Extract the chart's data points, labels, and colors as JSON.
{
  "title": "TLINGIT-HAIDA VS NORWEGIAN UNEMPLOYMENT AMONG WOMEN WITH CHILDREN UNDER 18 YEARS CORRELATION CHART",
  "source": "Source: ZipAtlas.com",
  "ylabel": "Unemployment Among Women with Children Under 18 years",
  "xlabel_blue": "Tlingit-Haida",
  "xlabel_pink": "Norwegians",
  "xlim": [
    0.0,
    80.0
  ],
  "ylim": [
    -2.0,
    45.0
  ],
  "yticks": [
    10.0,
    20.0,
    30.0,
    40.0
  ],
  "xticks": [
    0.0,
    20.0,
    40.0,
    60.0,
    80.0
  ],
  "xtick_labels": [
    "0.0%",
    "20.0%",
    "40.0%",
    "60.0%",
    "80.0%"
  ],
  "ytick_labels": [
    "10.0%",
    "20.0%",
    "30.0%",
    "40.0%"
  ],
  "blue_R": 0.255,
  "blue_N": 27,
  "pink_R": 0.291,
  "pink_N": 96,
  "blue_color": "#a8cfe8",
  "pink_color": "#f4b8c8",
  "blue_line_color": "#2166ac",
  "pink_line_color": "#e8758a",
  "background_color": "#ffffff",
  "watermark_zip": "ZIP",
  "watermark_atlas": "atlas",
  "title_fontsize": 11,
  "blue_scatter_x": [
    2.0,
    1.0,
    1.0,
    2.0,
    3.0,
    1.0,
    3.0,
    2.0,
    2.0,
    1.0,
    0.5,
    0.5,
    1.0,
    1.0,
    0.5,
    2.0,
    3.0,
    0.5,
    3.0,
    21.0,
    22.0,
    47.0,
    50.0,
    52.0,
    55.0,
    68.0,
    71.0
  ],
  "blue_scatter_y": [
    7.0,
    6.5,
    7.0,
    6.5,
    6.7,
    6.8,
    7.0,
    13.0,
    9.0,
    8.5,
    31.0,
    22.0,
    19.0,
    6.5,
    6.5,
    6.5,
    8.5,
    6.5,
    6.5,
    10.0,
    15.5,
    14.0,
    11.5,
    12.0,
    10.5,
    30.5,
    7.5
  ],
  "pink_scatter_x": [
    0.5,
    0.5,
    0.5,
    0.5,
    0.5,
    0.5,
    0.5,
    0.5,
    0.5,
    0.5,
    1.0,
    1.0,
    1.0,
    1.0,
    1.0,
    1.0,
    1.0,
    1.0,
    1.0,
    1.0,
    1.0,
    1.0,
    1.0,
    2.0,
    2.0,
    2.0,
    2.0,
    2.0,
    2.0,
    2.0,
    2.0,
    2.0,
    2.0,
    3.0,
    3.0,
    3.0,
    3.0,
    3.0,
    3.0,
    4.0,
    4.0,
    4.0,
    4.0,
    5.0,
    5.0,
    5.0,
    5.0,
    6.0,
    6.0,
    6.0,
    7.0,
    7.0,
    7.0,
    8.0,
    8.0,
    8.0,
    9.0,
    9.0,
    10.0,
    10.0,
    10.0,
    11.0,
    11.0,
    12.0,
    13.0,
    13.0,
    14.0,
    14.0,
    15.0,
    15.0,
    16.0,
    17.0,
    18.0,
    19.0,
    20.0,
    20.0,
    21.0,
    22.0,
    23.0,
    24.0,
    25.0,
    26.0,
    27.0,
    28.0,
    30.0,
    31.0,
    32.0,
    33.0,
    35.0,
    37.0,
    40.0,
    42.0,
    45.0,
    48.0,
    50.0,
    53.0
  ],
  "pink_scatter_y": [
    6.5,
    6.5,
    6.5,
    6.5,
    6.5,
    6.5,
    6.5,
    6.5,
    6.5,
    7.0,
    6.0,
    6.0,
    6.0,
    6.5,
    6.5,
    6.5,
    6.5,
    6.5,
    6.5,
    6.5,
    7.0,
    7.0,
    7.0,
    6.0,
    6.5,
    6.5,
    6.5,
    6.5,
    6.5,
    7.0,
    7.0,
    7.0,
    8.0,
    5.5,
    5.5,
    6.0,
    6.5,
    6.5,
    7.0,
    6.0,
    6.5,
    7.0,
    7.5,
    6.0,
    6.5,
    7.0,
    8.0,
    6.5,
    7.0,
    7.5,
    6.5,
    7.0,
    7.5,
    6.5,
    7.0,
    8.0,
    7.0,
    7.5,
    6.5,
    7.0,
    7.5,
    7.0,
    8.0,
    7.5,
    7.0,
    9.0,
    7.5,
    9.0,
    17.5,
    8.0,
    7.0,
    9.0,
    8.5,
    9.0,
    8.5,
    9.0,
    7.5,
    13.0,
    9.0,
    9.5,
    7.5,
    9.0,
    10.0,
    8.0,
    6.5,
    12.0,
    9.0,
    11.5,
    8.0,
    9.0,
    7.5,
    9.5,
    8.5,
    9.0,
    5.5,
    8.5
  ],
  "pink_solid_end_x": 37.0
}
------
Set task:
Each line above is to be repeated exactly.

Solution for this exercise:
Extract the chart's data points, labels, and colors as JSON.
{
  "title": "TLINGIT-HAIDA VS NORWEGIAN UNEMPLOYMENT AMONG WOMEN WITH CHILDREN UNDER 18 YEARS CORRELATION CHART",
  "source": "Source: ZipAtlas.com",
  "ylabel": "Unemployment Among Women with Children Under 18 years",
  "xlabel_blue": "Tlingit-Haida",
  "xlabel_pink": "Norwegians",
  "xlim": [
    0.0,
    80.0
  ],
  "ylim": [
    -2.0,
    45.0
  ],
  "yticks": [
    10.0,
    20.0,
    30.0,
    40.0
  ],
  "xticks": [
    0.0,
    20.0,
    40.0,
    60.0,
    80.0
  ],
  "xtick_labels": [
    "0.0%",
    "20.0%",
    "40.0%",
    "60.0%",
    "80.0%"
  ],
  "ytick_labels": [
    "10.0%",
    "20.0%",
    "30.0%",
    "40.0%"
  ],
  "blue_R": 0.255,
  "blue_N": 27,
  "pink_R": 0.291,
  "pink_N": 96,
  "blue_color": "#a8cfe8",
  "pink_color": "#f4b8c8",
  "blue_line_color": "#2166ac",
  "pink_line_color": "#e8758a",
  "background_color": "#ffffff",
  "watermark_zip": "ZIP",
  "watermark_atlas": "atlas",
  "title_fontsize": 11,
  "blue_scatter_x": [
    2.0,
    1.0,
    1.0,
    2.0,
    3.0,
    1.0,
    3.0,
    2.0,
    2.0,
    1.0,
    0.5,
    0.5,
    1.0,
    1.0,
    0.5,
    2.0,
    3.0,
    0.5,
    3.0,
    21.0,
    22.0,
    47.0,
    50.0,
    52.0,
    55.0,
    68.0,
    71.0
  ],
  "blue_scatter_y": [
    7.0,
    6.5,
    7.0,
    6.5,
    6.7,
    6.8,
    7.0,
    13.0,
    9.0,
    8.5,
    31.0,
    22.0,
    19.0,
    6.5,
    6.5,
    6.5,
    8.5,
    6.5,
    6.5,
    10.0,
    15.5,
    14.0,
    11.5,
    12.0,
    10.5,
    30.5,
    7.5
  ],
  "pink_scatter_x": [
    0.5,
    0.5,
    0.5,
    0.5,
    0.5,
    0.5,
    0.5,
    0.5,
    0.5,
    0.5,
    1.0,
    1.0,
    1.0,
    1.0,
    1.0,
    1.0,
    1.0,
    1.0,
    1.0,
    1.0,
    1.0,
    1.0,
    1.0,
    2.0,
    2.0,
    2.0,
    2.0,
    2.0,
    2.0,
    2.0,
    2.0,
    2.0,
    2.0,
    3.0,
    3.0,
    3.0,
    3.0,
    3.0,
    3.0,
    4.0,
    4.0,
    4.0,
    4.0,
    5.0,
    5.0,
    5.0,
    5.0,
    6.0,
    6.0,
    6.0,
    7.0,
    7.0,
    7.0,
    8.0,
    8.0,
    8.0,
    9.0,
    9.0,
    10.0,
    10.0,
    10.0,
    11.0,
    11.0,
    12.0,
    13.0,
    13.0,
    14.0,
    14.0,
    15.0,
    15.0,
    16.0,
    17.0,
    18.0,
    19.0,
    20.0,
    20.0,
    21.0,
    22.0,
    23.0,
    24.0,
    25.0,
    26.0,
    27.0,
    28.0,
    30.0,
    31.0,
    32.0,
    33.0,
    35.0,
    37.0,
    40.0,
    42.0,
    45.0,
    48.0,
    50.0,
    53.0
  ],
  "pink_scatter_y": [
    6.5,
    6.5,
    6.5,
    6.5,
    6.5,
    6.5,
    6.5,
    6.5,
    6.5,
    7.0,
    6.0,
    6.0,
    6.0,
    6.5,
    6.5,
    6.5,
    6.5,
    6.5,
    6.5,
    6.5,
    7.0,
    7.0,
    7.0,
    6.0,
    6.5,
    6.5,
    6.5,
    6.5,
    6.5,
    7.0,
    7.0,
    7.0,
    8.0,
    5.5,
    5.5,
    6.0,
    6.5,
    6.5,
    7.0,
    6.0,
    6.5,
    7.0,
    7.5,
    6.0,
    6.5,
    7.0,
    8.0,
    6.5,
    7.0,
    7.5,
    6.5,
    7.0,
    7.5,
    6.5,
    7.0,
    8.0,
    7.0,
    7.5,
    6.5,
    7.0,
    7.5,
    7.0,
    8.0,
    7.5,
    7.0,
    9.0,
    7.5,
    9.0,
    17.5,
    8.0,
    7.0,
    9.0,
    8.5,
    9.0,
    8.5,
    9.0,
    7.5,
    13.0,
    9.0,
    9.5,
    7.5,
    9.0,
    10.0,
    8.0,
    6.5,
    12.0,
    9.0,
    11.5,
    8.0,
    9.0,
    7.5,
    9.5,
    8.5,
    9.0,
    5.5,
    8.5
  ],
  "pink_solid_end_x": 37.0
}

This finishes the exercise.